» Work to do: Write out every record below exactly as it appears.

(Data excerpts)

* * * *

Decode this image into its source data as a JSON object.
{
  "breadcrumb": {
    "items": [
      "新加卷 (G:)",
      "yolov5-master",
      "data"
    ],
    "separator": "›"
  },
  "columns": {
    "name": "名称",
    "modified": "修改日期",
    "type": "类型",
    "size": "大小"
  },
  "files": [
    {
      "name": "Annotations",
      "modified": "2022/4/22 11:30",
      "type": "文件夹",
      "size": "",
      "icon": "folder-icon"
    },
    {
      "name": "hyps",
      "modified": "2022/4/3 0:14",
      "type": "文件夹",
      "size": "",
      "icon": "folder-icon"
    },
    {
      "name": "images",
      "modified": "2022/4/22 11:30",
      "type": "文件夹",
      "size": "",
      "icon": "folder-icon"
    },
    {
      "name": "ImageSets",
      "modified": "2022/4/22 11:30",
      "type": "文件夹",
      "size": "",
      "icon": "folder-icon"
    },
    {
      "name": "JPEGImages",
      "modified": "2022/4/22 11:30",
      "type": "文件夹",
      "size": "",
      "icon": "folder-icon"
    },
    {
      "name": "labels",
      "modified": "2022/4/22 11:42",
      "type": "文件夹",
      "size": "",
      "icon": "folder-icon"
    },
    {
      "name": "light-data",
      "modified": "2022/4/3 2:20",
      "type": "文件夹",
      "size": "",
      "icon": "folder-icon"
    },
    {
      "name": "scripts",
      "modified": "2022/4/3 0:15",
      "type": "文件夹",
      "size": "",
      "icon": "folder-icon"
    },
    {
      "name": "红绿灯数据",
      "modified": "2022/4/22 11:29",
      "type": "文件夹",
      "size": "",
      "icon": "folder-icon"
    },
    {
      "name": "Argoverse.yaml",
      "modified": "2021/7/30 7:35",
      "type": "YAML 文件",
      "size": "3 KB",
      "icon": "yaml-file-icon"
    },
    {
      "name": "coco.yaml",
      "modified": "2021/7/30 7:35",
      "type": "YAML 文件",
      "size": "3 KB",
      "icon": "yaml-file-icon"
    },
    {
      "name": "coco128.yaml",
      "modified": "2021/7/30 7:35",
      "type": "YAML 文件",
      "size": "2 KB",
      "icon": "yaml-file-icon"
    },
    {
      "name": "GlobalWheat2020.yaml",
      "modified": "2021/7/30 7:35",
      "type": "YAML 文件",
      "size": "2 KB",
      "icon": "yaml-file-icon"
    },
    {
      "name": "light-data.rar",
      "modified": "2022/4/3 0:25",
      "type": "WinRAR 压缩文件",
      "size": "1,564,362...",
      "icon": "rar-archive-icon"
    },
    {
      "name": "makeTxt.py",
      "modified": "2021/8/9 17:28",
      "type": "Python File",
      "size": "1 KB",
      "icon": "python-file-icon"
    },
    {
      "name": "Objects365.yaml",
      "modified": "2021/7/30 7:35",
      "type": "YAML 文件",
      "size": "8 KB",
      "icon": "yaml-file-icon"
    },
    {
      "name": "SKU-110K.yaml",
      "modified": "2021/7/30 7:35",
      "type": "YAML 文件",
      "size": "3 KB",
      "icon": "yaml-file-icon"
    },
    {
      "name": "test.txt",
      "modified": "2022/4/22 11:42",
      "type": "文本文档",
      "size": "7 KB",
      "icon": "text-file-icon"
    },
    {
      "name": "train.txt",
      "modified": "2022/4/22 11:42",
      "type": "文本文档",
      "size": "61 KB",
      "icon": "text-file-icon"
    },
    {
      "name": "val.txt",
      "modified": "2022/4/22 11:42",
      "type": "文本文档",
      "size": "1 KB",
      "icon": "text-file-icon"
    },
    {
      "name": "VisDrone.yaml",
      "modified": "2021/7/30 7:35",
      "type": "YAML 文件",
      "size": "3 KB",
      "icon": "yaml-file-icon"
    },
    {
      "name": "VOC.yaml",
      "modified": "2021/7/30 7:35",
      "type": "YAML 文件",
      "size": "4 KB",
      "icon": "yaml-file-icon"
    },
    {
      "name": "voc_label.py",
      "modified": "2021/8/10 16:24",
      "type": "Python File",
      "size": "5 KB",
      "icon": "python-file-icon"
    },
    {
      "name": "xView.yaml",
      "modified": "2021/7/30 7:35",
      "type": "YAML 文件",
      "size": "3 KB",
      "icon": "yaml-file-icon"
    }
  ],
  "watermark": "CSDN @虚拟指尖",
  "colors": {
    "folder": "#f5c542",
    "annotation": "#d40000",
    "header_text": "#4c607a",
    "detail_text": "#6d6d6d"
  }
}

* * * *

» Exercise answer:
Decode this image into its source data as a JSON object.
{
  "breadcrumb": {
    "items": [
      "新加卷 (G:)",
      "yolov5-master",
      "data"
    ],
    "separator": "›"
  },
  "columns": {
    "name": "名称",
    "modified": "修改日期",
    "type": "类型",
    "size": "大小"
  },
  "files": [
    {
      "name": "Annotations",
      "modified": "2022/4/22 11:30",
      "type": "文件夹",
      "size": "",
      "icon": "folder-icon"
    },
    {
      "name": "hyps",
      "modified": "2022/4/3 0:14",
      "type": "文件夹",
      "size": "",
      "icon": "folder-icon"
    },
    {
      "name": "images",
      "modified": "2022/4/22 11:30",
      "type": "文件夹",
      "size": "",
      "icon": "folder-icon"
    },
    {
      "name": "ImageSets",
      "modified": "2022/4/22 11:30",
      "type": "文件夹",
      "size": "",
      "icon": "folder-icon"
    },
    {
      "name": "JPEGImages",
      "modified": "2022/4/22 11:30",
      "type": "文件夹",
      "size": "",
      "icon": "folder-icon"
    },
    {
      "name": "labels",
      "modified": "2022/4/22 11:42",
      "type": "文件夹",
      "size": "",
      "icon": "folder-icon"
    },
    {
      "name": "light-data",
      "modified": "2022/4/3 2:20",
      "type": "文件夹",
      "size": "",
      "icon": "folder-icon"
    },
    {
      "name": "scripts",
      "modified": "2022/4/3 0:15",
      "type": "文件夹",
      "size": "",
      "icon": "folder-icon"
    },
    {
      "name": "红绿灯数据",
      "modified": "2022/4/22 11:29",
      "type": "文件夹",
      "size": "",
      "icon": "folder-icon"
    },
    {
      "name": "Argoverse.yaml",
      "modified": "2021/7/30 7:35",
      "type": "YAML 文件",
      "size": "3 KB",
      "icon": "yaml-file-icon"
    },
    {
      "name": "coco.yaml",
      "modified": "2021/7/30 7:35",
      "type": "YAML 文件",
      "size": "3 KB",
      "icon": "yaml-file-icon"
    },
    {
      "name": "coco128.yaml",
      "modified": "2021/7/30 7:35",
      "type": "YAML 文件",
      "size": "2 KB",
      "icon": "yaml-file-icon"
    },
    {
      "name": "GlobalWheat2020.yaml",
      "modified": "2021/7/30 7:35",
      "type": "YAML 文件",
      "size": "2 KB",
      "icon": "yaml-file-icon"
    },
    {
      "name": "light-data.rar",
      "modified": "2022/4/3 0:25",
      "type": "WinRAR 压缩文件",
      "size": "1,564,362...",
      "icon": "rar-archive-icon"
    },
    {
      "name": "makeTxt.py",
      "modified": "2021/8/9 17:28",
      "type": "Python File",
      "size": "1 KB",
      "icon": "python-file-icon"
    },
    {
      "name": "Objects365.yaml",
      "modified": "2021/7/30 7:35",
      "type": "YAML 文件",
      "size": "8 KB",
      "icon": "yaml-file-icon"
    },
    {
      "name": "SKU-110K.yaml",
      "modified": "2021/7/30 7:35",
      "type": "YAML 文件",
      "size": "3 KB",
      "icon": "yaml-file-icon"
    },
    {
      "name": "test.txt",
      "modified": "2022/4/22 11:42",
      "type": "文本文档",
      "size": "7 KB",
      "icon": "text-file-icon"
    },
    {
      "name": "train.txt",
      "modified": "2022/4/22 11:42",
      "type": "文本文档",
      "size": "61 KB",
      "icon": "text-file-icon"
    },
    {
      "name": "val.txt",
      "modified": "2022/4/22 11:42",
      "type": "文本文档",
      "size": "1 KB",
      "icon": "text-file-icon"
    },
    {
      "name": "VisDrone.yaml",
      "modified": "2021/7/30 7:35",
      "type": "YAML 文件",
      "size": "3 KB",
      "icon": "yaml-file-icon"
    },
    {
      "name": "VOC.yaml",
      "modified": "2021/7/30 7:35",
      "type": "YAML 文件",
      "size": "4 KB",
      "icon": "yaml-file-icon"
    },
    {
      "name": "voc_label.py",
      "modified": "2021/8/10 16:24",
      "type": "Python File",
      "size": "5 KB",
      "icon": "python-file-icon"
    },
    {
      "name": "xView.yaml",
      "modified": "2021/7/30 7:35",
      "type": "YAML 文件",
      "size": "3 KB",
      "icon": "yaml-file-icon"
    }
  ],
  "watermark": "CSDN @虚拟指尖",
  "colors": {
    "folder": "#f5c542",
    "annotation": "#d40000",
    "header_text": "#4c607a",
    "detail_text": "#6d6d6d"
  }
}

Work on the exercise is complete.